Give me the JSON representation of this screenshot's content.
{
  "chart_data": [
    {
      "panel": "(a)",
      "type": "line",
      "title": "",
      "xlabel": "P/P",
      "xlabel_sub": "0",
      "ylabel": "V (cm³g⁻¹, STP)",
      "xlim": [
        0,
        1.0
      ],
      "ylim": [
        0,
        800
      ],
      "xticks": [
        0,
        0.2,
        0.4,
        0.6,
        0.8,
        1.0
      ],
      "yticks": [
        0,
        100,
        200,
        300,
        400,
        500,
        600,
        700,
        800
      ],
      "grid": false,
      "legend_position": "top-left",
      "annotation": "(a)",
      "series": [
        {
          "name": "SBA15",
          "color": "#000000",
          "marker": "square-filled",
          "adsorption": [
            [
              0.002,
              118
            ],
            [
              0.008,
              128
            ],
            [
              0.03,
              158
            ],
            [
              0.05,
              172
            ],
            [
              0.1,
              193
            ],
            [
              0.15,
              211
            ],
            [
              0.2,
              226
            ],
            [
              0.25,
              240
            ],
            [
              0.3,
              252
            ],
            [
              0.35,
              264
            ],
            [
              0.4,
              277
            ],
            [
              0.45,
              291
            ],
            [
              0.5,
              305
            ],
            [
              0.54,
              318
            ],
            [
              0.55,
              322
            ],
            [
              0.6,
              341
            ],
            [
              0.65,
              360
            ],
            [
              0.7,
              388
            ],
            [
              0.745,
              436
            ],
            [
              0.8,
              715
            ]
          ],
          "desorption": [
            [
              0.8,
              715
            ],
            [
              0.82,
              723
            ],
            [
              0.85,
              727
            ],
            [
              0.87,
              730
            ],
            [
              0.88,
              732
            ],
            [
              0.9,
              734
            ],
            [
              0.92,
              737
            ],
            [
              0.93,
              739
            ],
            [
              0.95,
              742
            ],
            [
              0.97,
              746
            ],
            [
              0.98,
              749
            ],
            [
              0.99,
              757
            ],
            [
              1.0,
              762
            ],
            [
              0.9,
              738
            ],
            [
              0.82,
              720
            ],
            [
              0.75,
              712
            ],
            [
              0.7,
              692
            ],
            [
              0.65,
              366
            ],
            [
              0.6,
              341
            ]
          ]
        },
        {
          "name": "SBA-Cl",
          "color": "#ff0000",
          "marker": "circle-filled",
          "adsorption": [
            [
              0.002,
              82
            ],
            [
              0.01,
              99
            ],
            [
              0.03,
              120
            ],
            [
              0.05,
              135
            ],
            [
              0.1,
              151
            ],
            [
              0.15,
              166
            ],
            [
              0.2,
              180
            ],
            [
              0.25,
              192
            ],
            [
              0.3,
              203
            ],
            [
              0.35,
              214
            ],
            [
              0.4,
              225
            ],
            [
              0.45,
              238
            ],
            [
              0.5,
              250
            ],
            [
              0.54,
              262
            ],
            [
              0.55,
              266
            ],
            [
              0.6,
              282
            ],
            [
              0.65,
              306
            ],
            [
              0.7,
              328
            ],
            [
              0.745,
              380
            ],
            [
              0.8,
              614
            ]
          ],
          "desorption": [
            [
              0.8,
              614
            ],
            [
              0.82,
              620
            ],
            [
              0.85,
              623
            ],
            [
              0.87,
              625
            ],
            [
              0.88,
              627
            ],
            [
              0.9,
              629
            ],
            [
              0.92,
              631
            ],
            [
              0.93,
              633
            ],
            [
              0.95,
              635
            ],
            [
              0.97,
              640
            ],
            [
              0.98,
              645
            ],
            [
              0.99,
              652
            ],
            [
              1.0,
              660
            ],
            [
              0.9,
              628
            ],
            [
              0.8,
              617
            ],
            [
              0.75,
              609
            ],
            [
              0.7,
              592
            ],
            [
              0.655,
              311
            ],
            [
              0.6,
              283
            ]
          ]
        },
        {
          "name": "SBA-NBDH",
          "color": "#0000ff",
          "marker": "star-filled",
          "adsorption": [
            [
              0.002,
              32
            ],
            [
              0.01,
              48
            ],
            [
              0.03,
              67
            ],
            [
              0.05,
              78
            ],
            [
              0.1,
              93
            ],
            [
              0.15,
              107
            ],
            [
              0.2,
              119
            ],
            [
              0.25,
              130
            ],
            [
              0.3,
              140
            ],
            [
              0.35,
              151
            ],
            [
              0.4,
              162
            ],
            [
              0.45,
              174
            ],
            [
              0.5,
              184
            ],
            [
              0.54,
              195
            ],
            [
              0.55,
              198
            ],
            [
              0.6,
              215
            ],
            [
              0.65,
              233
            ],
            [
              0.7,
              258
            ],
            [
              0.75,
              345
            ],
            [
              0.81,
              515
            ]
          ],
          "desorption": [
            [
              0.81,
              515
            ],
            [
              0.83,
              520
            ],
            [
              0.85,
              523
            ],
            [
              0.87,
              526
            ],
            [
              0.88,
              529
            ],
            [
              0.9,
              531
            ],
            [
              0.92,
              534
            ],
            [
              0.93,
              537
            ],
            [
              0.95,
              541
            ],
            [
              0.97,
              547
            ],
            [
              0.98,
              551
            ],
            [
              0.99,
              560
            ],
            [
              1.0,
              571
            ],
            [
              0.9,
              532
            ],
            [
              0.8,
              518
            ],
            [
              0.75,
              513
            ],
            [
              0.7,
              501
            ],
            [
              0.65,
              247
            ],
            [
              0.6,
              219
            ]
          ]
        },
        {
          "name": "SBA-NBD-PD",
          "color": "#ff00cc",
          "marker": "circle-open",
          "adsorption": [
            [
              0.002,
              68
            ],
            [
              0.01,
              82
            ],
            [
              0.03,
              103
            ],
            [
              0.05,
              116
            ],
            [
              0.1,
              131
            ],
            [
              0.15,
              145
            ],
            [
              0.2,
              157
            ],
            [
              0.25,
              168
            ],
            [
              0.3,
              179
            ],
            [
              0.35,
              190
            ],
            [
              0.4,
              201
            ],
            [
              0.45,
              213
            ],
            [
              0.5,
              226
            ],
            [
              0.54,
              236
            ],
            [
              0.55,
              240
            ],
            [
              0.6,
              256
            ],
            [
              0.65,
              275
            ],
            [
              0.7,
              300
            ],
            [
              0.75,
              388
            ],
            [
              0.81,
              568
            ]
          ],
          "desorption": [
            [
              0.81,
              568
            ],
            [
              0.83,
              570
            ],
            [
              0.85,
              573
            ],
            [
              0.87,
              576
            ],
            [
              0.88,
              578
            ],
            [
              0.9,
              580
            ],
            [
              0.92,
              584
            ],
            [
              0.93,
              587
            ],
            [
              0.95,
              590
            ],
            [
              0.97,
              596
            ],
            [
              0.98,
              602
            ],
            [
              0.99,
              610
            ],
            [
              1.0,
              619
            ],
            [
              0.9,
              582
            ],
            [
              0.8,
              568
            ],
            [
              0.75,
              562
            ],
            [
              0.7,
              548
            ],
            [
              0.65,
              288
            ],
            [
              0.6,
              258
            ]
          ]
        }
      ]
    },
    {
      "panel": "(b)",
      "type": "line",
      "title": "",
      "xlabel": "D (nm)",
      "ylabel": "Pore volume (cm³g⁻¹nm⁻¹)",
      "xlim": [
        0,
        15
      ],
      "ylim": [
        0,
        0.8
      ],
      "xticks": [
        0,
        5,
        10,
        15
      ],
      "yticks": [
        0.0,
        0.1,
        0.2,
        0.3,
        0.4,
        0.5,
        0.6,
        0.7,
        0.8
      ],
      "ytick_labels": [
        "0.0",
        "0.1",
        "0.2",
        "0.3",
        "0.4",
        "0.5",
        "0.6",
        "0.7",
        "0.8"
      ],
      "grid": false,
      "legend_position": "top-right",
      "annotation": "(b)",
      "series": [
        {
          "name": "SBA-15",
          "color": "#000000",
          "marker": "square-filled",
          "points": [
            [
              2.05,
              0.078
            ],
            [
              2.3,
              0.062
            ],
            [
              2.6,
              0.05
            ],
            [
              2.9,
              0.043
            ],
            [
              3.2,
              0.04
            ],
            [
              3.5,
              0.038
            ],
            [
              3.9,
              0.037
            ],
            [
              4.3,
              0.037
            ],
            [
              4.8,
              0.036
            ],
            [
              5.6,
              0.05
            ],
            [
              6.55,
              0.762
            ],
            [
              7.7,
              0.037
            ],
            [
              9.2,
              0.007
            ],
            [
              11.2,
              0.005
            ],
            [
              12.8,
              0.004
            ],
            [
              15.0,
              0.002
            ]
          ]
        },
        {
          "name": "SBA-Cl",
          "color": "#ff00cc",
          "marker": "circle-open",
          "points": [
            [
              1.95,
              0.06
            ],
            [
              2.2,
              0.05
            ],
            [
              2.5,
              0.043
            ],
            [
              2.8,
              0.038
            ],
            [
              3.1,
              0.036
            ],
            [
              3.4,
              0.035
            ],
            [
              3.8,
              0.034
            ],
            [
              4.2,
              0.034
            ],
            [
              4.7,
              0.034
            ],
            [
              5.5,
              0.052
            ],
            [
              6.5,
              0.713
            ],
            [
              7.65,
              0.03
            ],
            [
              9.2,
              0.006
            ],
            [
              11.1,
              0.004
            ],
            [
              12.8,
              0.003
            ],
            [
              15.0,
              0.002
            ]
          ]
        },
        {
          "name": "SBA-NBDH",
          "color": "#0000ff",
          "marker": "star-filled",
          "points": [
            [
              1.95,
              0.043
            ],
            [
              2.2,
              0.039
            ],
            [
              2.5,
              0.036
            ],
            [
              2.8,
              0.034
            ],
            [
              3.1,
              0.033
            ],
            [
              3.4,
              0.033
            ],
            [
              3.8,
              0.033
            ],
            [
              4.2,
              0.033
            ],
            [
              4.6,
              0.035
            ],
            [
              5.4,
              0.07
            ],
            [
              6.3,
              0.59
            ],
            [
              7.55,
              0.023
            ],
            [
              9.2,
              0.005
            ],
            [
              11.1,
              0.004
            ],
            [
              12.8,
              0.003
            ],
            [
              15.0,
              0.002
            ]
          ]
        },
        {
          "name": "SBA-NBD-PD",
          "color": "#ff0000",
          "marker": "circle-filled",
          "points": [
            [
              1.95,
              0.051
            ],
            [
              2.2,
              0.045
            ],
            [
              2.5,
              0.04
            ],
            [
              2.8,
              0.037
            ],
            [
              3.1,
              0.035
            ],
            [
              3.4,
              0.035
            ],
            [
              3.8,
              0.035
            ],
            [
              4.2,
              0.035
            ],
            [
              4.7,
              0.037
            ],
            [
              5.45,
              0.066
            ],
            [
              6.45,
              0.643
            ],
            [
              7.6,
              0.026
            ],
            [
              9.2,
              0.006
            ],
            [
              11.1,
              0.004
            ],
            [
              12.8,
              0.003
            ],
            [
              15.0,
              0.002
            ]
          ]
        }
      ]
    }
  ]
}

* * * * * * * * *

## What to do
Search the records for the word "cm³g", then list every line that has it.

## Completed task
      "ylabel": "V (cm³g⁻¹, STP)",
      "ylabel": "Pore volume (cm³g⁻¹nm⁻¹)",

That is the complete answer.